◆ **PROBLEM DETAILS**: Gather from the material every line that contains the string "лайма".
* * * * * * *
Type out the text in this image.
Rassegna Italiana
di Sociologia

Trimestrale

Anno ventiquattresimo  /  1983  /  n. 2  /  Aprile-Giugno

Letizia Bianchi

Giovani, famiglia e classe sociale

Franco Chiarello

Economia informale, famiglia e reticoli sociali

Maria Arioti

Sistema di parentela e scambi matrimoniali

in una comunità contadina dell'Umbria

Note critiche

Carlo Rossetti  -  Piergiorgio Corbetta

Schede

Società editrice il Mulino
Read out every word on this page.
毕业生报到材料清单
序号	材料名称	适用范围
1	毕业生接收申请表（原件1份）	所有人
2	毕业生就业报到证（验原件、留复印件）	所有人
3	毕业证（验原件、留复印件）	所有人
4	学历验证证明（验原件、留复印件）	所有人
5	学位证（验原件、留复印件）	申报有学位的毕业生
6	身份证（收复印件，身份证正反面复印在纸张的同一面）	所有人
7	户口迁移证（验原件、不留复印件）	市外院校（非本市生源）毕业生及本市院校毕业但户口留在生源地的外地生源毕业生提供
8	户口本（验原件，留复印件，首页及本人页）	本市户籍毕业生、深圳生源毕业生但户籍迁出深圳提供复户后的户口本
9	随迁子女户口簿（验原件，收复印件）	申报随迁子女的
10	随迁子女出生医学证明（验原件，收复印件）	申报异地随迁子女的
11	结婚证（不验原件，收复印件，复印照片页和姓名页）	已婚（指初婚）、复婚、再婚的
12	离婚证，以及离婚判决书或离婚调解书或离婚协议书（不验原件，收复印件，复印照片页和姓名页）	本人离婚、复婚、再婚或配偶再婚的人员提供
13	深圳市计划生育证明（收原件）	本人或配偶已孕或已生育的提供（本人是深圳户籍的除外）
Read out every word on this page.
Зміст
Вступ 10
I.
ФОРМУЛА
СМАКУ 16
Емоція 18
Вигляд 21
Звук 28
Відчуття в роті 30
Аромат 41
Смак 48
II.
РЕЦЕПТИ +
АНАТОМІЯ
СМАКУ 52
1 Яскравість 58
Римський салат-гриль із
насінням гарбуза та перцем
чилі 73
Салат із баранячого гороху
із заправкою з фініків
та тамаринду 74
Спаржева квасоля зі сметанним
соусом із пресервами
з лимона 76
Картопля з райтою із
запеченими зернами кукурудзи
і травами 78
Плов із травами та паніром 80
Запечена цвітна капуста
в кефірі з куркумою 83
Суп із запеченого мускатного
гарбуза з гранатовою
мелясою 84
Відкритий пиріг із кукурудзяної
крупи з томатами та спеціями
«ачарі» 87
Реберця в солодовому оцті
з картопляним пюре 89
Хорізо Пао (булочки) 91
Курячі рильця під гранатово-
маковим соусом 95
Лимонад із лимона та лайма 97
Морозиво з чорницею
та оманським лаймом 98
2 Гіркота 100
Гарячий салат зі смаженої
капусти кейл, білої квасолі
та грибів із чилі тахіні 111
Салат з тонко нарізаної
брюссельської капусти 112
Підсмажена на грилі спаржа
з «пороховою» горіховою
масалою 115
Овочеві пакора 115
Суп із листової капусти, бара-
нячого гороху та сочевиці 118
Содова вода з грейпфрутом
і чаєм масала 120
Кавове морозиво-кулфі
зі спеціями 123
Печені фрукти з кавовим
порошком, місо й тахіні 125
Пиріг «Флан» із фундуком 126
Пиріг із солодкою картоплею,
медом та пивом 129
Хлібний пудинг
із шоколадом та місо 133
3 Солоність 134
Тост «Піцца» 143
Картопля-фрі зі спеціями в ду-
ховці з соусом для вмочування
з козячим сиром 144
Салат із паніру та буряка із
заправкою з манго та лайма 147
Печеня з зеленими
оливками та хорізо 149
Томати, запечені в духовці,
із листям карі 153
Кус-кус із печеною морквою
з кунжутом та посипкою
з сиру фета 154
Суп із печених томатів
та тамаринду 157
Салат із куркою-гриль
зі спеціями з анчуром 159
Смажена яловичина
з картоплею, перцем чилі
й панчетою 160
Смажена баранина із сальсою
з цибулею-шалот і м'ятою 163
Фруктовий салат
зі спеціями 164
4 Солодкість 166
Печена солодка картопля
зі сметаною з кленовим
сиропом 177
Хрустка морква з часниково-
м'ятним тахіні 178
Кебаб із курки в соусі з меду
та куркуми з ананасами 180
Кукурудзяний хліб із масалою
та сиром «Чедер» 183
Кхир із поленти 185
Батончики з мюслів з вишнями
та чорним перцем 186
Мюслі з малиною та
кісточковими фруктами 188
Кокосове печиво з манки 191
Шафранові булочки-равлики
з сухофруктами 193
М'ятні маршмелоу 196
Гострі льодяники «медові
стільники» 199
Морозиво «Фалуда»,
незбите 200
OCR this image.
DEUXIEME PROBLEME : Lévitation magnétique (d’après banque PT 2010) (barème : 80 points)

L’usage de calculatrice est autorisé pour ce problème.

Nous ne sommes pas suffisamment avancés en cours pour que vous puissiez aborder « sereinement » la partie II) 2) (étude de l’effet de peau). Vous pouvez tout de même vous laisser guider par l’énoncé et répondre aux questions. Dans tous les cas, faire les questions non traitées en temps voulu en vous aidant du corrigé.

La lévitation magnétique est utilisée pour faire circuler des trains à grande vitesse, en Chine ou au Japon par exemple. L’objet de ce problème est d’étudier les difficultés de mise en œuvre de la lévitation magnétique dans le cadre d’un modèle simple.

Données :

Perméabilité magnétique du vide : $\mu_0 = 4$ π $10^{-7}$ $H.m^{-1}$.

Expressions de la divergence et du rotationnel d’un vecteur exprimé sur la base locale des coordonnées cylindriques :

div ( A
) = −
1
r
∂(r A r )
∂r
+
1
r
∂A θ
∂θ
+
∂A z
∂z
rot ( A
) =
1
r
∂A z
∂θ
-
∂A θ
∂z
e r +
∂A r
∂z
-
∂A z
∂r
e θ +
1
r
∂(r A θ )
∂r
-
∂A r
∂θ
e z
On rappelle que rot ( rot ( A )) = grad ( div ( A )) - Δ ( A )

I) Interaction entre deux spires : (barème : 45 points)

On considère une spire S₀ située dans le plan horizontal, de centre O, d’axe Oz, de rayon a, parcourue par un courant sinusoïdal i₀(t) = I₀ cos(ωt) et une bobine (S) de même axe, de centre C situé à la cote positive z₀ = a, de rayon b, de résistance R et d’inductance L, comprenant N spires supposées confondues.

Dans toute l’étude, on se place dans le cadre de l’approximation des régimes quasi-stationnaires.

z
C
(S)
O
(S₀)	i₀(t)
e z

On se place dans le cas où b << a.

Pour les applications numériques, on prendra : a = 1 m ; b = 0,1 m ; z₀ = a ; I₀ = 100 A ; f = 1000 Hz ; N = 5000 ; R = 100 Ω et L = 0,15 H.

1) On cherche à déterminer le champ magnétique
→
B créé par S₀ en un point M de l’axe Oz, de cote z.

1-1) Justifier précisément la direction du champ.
* * * * * * *
◆ **CORRECT RESULT**:
Лимонад із лимона та лайма 97
заправкою з манго та лайма 147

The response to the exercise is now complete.